**INPUT FOR THIS TASK:**
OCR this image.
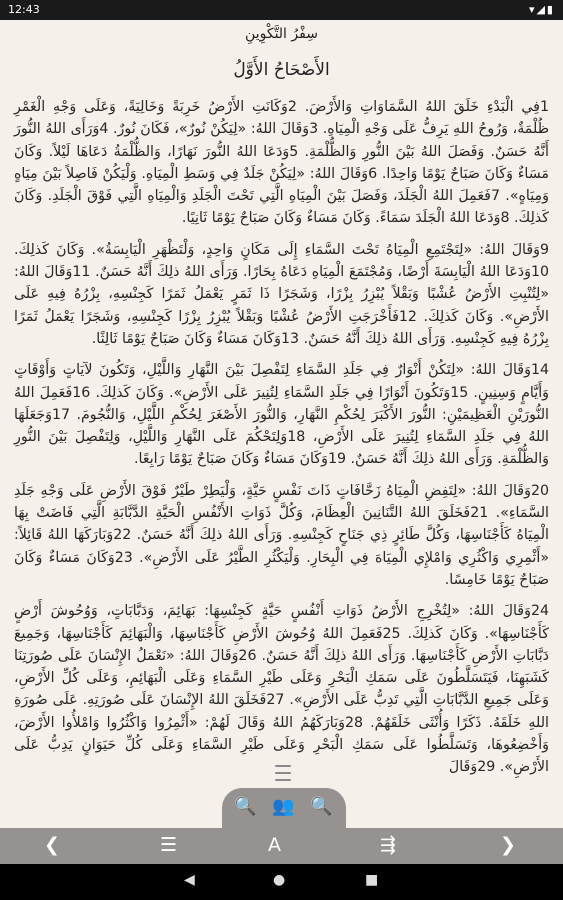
12:43	▾◢▮
سِفْرُ التَّكْوِينِ
الأَصْحَاحُ الأَوَّلُ

1فِي الْبَدْءِ خَلَقَ اللهُ السَّمَاوَاتِ وَالأَرْضَ. 2وَكَانَتِ الأَرْضُ خَرِبَةً وَخَالِيَةً، وَعَلَى وَجْهِ الْغَمْرِ ظُلْمَةٌ، وَرُوحُ اللهِ يَرِفُّ عَلَى وَجْهِ الْمِيَاهِ. 3وَقَالَ اللهُ: «لِيَكُنْ نُورٌ»، فَكَانَ نُورٌ. 4وَرَأَى اللهُ النُّورَ أَنَّهُ حَسَنٌ. وَفَصَلَ اللهُ بَيْنَ النُّورِ وَالظُّلْمَةِ. 5وَدَعَا اللهُ النُّورَ نَهَارًا، وَالظُّلْمَةُ دَعَاهَا لَيْلاً. وَكَانَ مَسَاءٌ وَكَانَ صَبَاحٌ يَوْمًا وَاحِدًا. 6وَقَالَ اللهُ: «لِيَكُنْ جَلَدٌ فِي وَسَطِ الْمِيَاهِ. وَلْيَكُنْ فَاصِلاً بَيْنَ مِيَاهٍ وَمِيَاهٍ». 7فَعَمِلَ اللهُ الْجَلَدَ، وَفَصَلَ بَيْنَ الْمِيَاهِ الَّتِي تَحْتَ الْجَلَدِ وَالْمِيَاهِ الَّتِي فَوْقَ الْجَلَدِ. وَكَانَ كَذلِكَ. 8وَدَعَا اللهُ الْجَلَدَ سَمَاءً. وَكَانَ مَسَاءٌ وَكَانَ صَبَاحٌ يَوْمًا ثَانِيًا.

9وَقَالَ اللهُ: «لِتَجْتَمِعِ الْمِيَاهُ تَحْتَ السَّمَاءِ إِلَى مَكَانٍ وَاحِدٍ، وَلْتَظْهَرِ الْيَابِسَةُ». وَكَانَ كَذلِكَ. 10وَدَعَا اللهُ الْيَابِسَةَ أَرْضًا، وَمُجْتَمَعَ الْمِيَاهِ دَعَاهُ بِحَارًا. وَرَأَى اللهُ ذلِكَ أَنَّهُ حَسَنٌ. 11وَقَالَ اللهُ: «لِتُنْبِتِ الأَرْضُ عُشْبًا وَبَقْلاً يُبْزِرُ بِزْرًا، وَشَجَرًا ذَا ثَمَرٍ يَعْمَلُ ثَمَرًا كَجِنْسِهِ، بِزْرُهُ فِيهِ عَلَى الأَرْضِ». وَكَانَ كَذلِكَ. 12فَأَخْرَجَتِ الأَرْضُ عُشْبًا وَبَقْلاً يُبْزِرُ بِزْرًا كَجِنْسِهِ، وَشَجَرًا يَعْمَلُ ثَمَرًا بِزْرُهُ فِيهِ كَجِنْسِهِ. وَرَأَى اللهُ ذلِكَ أَنَّهُ حَسَنٌ. 13وَكَانَ مَسَاءٌ وَكَانَ صَبَاحٌ يَوْمًا ثَالِثًا.

14وَقَالَ اللهُ: «لِتَكُنْ أَنْوَارٌ فِي جَلَدِ السَّمَاءِ لِتَفْصِلَ بَيْنَ النَّهَارِ وَاللَّيْلِ، وَتَكُونَ لآيَاتٍ وَأَوْقَاتٍ وَأَيَّامٍ وَسِنِينٍ. 15وَتَكُونَ أَنْوَارًا فِي جَلَدِ السَّمَاءِ لِتُنِيرَ عَلَى الأَرْضِ». وَكَانَ كَذلِكَ. 16فَعَمِلَ اللهُ النُّورَيْنِ الْعَظِيمَيْنِ: النُّورَ الأَكْبَرَ لِحُكْمِ النَّهَارِ، وَالنُّورَ الأَصْغَرَ لِحُكْمِ اللَّيْلِ، وَالنُّجُومَ. 17وَجَعَلَهَا اللهُ فِي جَلَدِ السَّمَاءِ لِتُنِيرَ عَلَى الأَرْضِ، 18وَلِتَحْكُمَ عَلَى النَّهَارِ وَاللَّيْلِ، وَلِتَفْصِلَ بَيْنَ النُّورِ وَالظُّلْمَةِ. وَرَأَى اللهُ ذلِكَ أَنَّهُ حَسَنٌ. 19وَكَانَ مَسَاءٌ وَكَانَ صَبَاحٌ يَوْمًا رَابِعًا.

20وَقَالَ اللهُ: «لِتَفِضِ الْمِيَاهُ زَحَّافَاتٍ ذَاتَ نَفْسٍ حَيَّةٍ، وَلْيَطِرْ طَيْرٌ فَوْقَ الأَرْضِ عَلَى وَجْهِ جَلَدِ السَّمَاءِ». 21فَخَلَقَ اللهُ التَّنَانِينَ الْعِظَامَ، وَكُلَّ ذَوَاتِ الأَنْفُسِ الْحَيَّةِ الدَّبَّابَةِ الَّتِي فَاضَتْ بِهَا الْمِيَاهُ كَأَجْنَاسِهَا، وَكُلَّ طَائِرٍ ذِي جَنَاحٍ كَجِنْسِهِ. وَرَأَى اللهُ ذلِكَ أَنَّهُ حَسَنٌ. 22وَبَارَكَهَا اللهُ قَائِلاً: «أَثْمِرِي وَاكْثُرِي وَامْلإِي الْمِيَاهَ فِي الْبِحَارِ. وَلْيَكْثُرِ الطَّيْرُ عَلَى الأَرْضِ». 23وَكَانَ مَسَاءٌ وَكَانَ صَبَاحٌ يَوْمًا خَامِسًا.

24وَقَالَ اللهُ: «لِتُخْرِجِ الأَرْضُ ذَوَاتِ أَنْفُسٍ حَيَّةٍ كَجِنْسِهَا: بَهَائِمَ، وَدَبَّابَاتٍ، وَوُحُوشَ أَرْضٍ كَأَجْنَاسِهَا». وَكَانَ كَذلِكَ. 25فَعَمِلَ اللهُ وُحُوشَ الأَرْضِ كَأَجْنَاسِهَا، وَالْبَهَائِمَ كَأَجْنَاسِهَا، وَجَمِيعَ دَبَّابَاتِ الأَرْضِ كَأَجْنَاسِهَا. وَرَأَى اللهُ ذلِكَ أَنَّهُ حَسَنٌ. 26وَقَالَ اللهُ: «نَعْمَلُ الإِنْسَانَ عَلَى صُورَتِنَا كَشَبَهِنَا، فَيَتَسَلَّطُونَ عَلَى سَمَكِ الْبَحْرِ وَعَلَى طَيْرِ السَّمَاءِ وَعَلَى الْبَهَائِمِ، وَعَلَى كُلِّ الأَرْضِ، وَعَلَى جَمِيعِ الدَّبَّابَاتِ الَّتِي تَدِبُّ عَلَى الأَرْضِ». 27فَخَلَقَ اللهُ الإِنْسَانَ عَلَى صُورَتِهِ. عَلَى صُورَةِ اللهِ خَلَقَهُ. ذَكَرًا وَأُنْثَى خَلَقَهُمْ. 28وَبَارَكَهُمُ اللهُ وَقَالَ لَهُمْ: «أَثْمِرُوا وَاكْثُرُوا وَامْلأُوا الأَرْضَ، وَأَخْضِعُوهَا، وَتَسَلَّطُوا عَلَى سَمَكِ الْبَحْرِ وَعَلَى طَيْرِ السَّمَاءِ وَعَلَى كُلِّ حَيَوَانٍ يَدِبُّ عَلَى الأَرْضِ». 29وَقَالَ

🔍 👥 🔍
❮	☰	A	⇶	❯
◀	●	■
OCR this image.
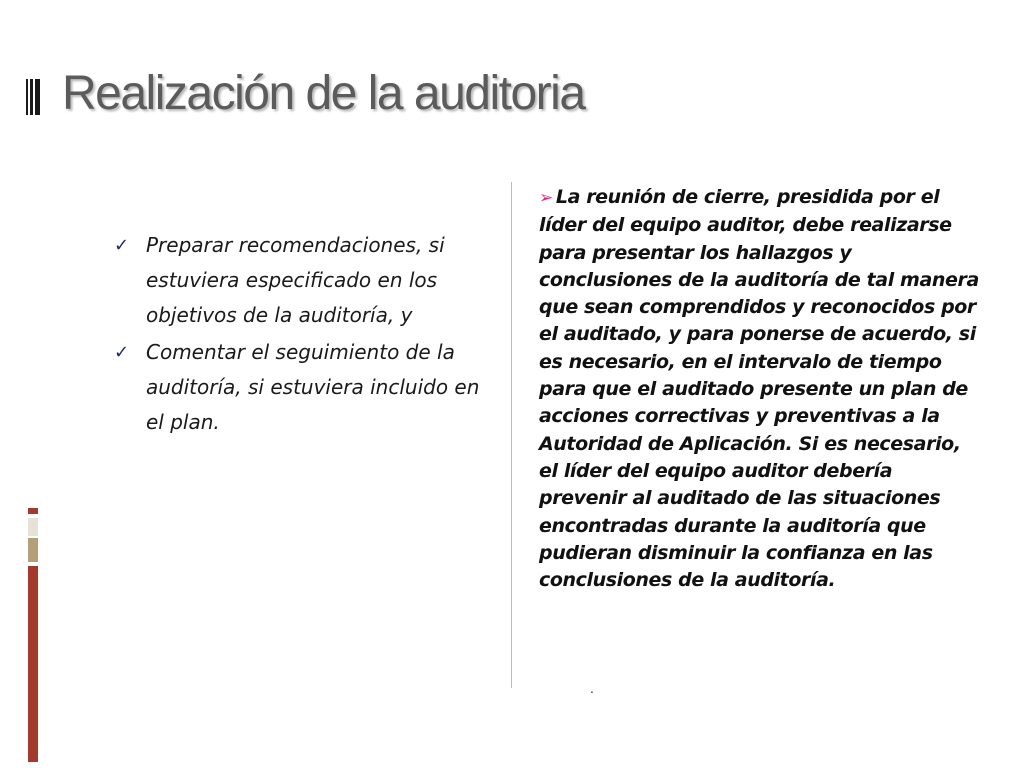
Realización de la auditoria
✓ Preparar recomendaciones, si estuviera especificado en los objetivos de la auditoría, y
✓ Comentar el seguimiento de la auditoría, si estuviera incluido en el plan.

➢ La reunión de cierre, presidida por el líder del equipo auditor, debe realizarse para presentar los hallazgos y conclusiones de la auditoría de tal manera que sean comprendidos y reconocidos por el auditado, y para ponerse de acuerdo, si es necesario, en el intervalo de tiempo para que el auditado presente un plan de acciones correctivas y preventivas a la Autoridad de Aplicación. Si es necesario, el líder del equipo auditor debería prevenir al auditado de las situaciones encontradas durante la auditoría que pudieran disminuir la confianza en las conclusiones de la auditoría.

.
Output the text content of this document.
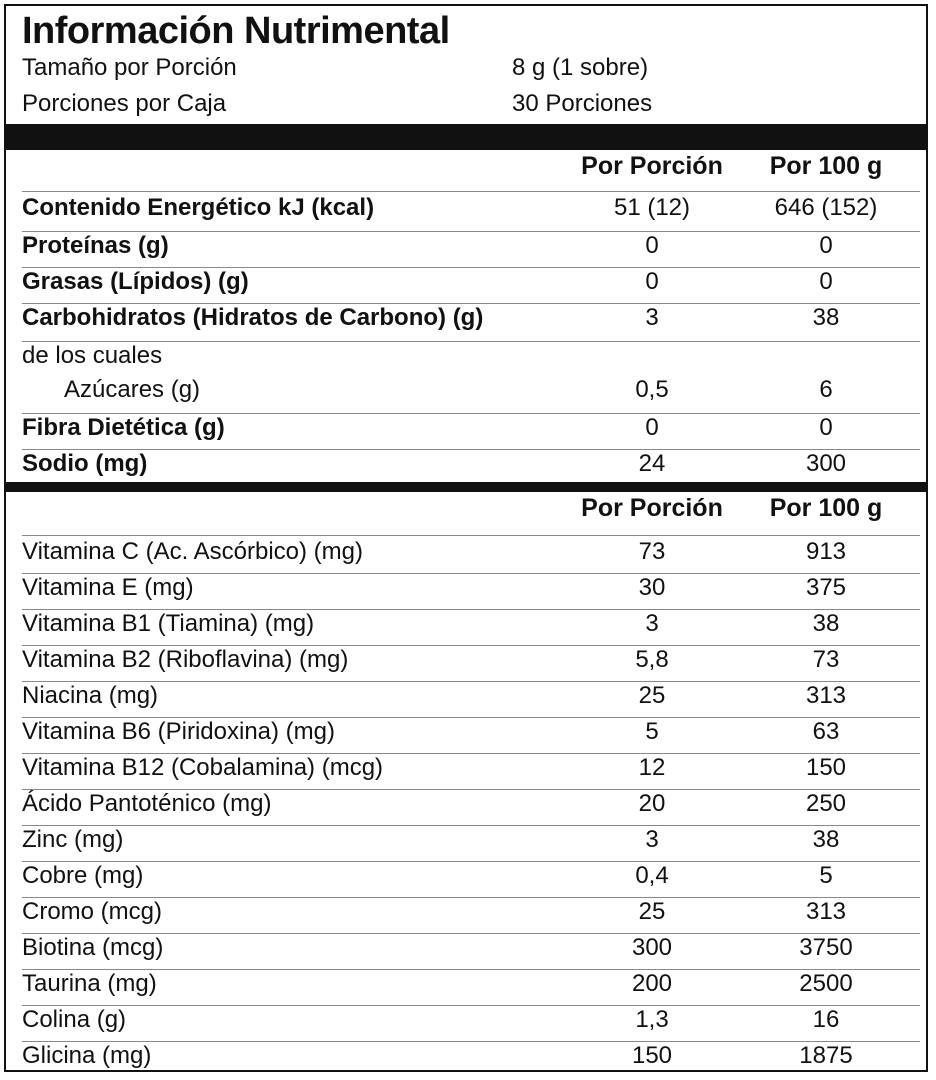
Información Nutrimental
Tamaño por Porción	8 g (1 sobre)
Porciones por Caja	30 Porciones
Por Porción	Por 100 g
Contenido Energético kJ (kcal)	51 (12)	646 (152)
Proteínas (g)	0	0
Grasas (Lípidos) (g)	0	0
Carbohidratos (Hidratos de Carbono) (g)	3	38
de los cuales
Azúcares (g)	0,5	6
Fibra Dietética (g)	0	0
Sodio (mg)	24	300
Por Porción	Por 100 g
Vitamina C (Ac. Ascórbico) (mg)	73	913
Vitamina E (mg)	30	375
Vitamina B1 (Tiamina) (mg)	3	38
Vitamina B2 (Riboflavina) (mg)	5,8	73
Niacina (mg)	25	313
Vitamina B6 (Piridoxina) (mg)	5	63
Vitamina B12 (Cobalamina) (mcg)	12	150
Ácido Pantoténico (mg)	20	250
Zinc (mg)	3	38
Cobre (mg)	0,4	5
Cromo (mcg)	25	313
Biotina (mcg)	300	3750
Taurina (mg)	200	2500
Colina (g)	1,3	16
Glicina (mg)	150	1875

**EXERCISE GOAL:**
Check each line of the records for the word "Vitamina", and show the lines that contain it.

**EXPECTED ANSWER:**
Vitamina C (Ac. Ascórbico) (mg)	73	913
Vitamina E (mg)	30	375
Vitamina B1 (Tiamina) (mg)	3	38
Vitamina B2 (Riboflavina) (mg)	5,8	73
Vitamina B6 (Piridoxina) (mg)	5	63
Vitamina B12 (Cobalamina) (mcg)	12	150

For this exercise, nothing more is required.